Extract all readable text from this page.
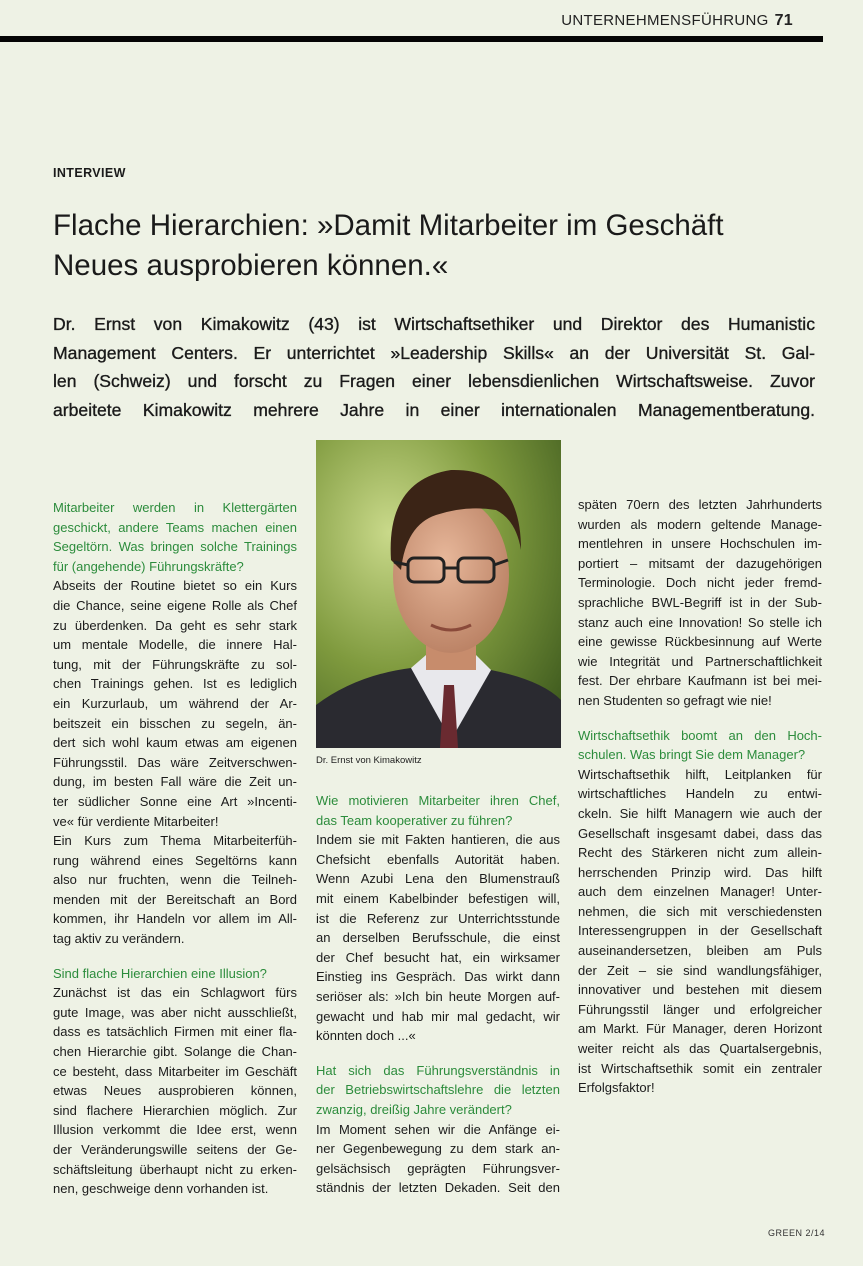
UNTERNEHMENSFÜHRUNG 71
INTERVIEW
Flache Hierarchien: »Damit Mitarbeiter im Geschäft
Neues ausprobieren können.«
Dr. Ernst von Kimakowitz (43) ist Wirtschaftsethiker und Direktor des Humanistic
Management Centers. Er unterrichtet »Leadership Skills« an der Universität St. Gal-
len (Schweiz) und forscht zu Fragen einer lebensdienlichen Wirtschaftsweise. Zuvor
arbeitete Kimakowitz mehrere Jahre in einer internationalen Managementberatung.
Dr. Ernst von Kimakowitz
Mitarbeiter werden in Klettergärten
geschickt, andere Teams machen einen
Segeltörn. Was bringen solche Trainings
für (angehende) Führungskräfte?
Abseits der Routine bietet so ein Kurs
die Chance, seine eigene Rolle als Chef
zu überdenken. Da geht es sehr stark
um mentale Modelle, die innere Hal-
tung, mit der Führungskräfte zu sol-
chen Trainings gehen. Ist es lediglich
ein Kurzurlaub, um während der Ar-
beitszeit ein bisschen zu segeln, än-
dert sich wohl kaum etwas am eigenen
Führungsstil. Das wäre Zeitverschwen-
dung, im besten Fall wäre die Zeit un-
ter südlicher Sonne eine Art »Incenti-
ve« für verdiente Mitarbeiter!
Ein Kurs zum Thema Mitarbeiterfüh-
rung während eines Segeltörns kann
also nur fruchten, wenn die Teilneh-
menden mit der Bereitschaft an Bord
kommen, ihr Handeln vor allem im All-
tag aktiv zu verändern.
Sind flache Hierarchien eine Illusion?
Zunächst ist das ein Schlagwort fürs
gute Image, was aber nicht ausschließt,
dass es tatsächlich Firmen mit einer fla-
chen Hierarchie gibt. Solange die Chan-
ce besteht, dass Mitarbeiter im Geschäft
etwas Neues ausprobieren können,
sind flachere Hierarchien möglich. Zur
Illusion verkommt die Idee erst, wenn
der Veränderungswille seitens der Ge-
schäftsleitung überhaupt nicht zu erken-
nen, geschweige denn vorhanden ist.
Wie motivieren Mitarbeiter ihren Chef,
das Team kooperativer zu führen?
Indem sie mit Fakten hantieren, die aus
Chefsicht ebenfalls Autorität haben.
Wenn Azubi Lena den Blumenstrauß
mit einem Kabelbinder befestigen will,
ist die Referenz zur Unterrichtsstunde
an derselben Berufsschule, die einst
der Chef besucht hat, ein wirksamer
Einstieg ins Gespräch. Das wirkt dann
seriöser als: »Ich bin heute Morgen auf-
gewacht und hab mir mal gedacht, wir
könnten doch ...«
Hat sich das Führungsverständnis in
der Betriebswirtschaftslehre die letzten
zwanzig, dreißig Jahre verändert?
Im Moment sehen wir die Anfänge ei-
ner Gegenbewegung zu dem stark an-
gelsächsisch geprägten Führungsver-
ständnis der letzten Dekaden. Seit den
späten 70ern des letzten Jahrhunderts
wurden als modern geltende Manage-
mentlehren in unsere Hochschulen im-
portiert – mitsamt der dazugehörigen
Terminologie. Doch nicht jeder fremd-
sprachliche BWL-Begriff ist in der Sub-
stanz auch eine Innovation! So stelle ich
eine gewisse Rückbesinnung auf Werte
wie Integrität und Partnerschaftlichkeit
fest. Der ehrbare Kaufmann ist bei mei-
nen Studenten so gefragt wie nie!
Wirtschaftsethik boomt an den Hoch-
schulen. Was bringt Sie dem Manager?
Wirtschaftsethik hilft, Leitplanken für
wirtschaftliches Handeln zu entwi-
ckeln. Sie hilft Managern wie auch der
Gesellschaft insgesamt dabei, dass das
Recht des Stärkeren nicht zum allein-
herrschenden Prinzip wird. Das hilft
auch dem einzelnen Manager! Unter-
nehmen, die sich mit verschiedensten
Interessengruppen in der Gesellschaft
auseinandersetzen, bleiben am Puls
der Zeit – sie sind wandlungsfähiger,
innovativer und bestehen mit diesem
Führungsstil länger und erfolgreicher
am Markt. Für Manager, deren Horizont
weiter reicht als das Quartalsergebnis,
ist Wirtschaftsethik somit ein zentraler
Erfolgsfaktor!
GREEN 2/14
--
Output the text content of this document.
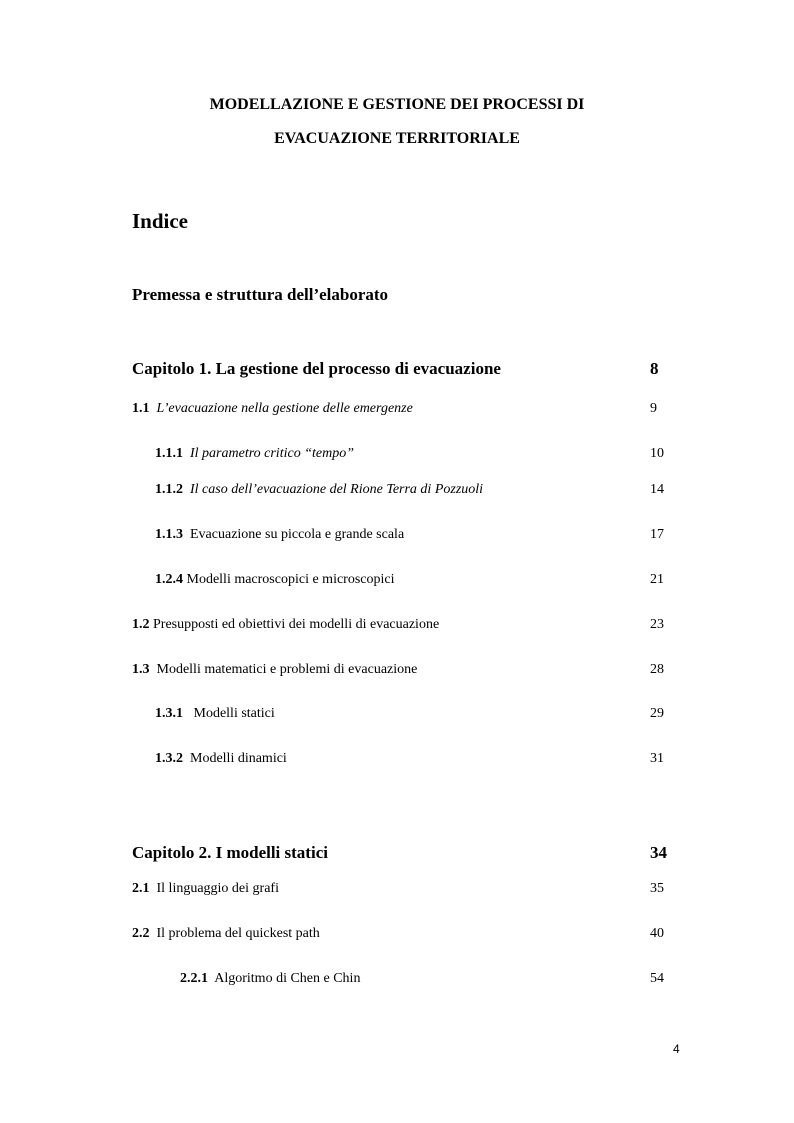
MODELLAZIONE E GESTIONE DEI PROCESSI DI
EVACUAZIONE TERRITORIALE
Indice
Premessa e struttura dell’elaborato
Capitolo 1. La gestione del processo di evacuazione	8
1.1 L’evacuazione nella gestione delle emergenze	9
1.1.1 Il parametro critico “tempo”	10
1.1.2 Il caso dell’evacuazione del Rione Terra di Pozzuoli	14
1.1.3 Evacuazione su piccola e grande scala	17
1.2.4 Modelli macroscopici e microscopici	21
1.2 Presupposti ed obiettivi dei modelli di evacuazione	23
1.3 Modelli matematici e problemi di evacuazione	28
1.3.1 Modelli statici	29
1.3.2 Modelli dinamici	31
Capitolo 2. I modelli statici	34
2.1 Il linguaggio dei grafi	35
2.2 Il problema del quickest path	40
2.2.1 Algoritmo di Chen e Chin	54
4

Objective =>
Lines containing the word "wäre" must all be returned from the material above.

Answer for the task =>
Führungsstil. Das wäre Zeitverschwen-
dung, im besten Fall wäre die Zeit un-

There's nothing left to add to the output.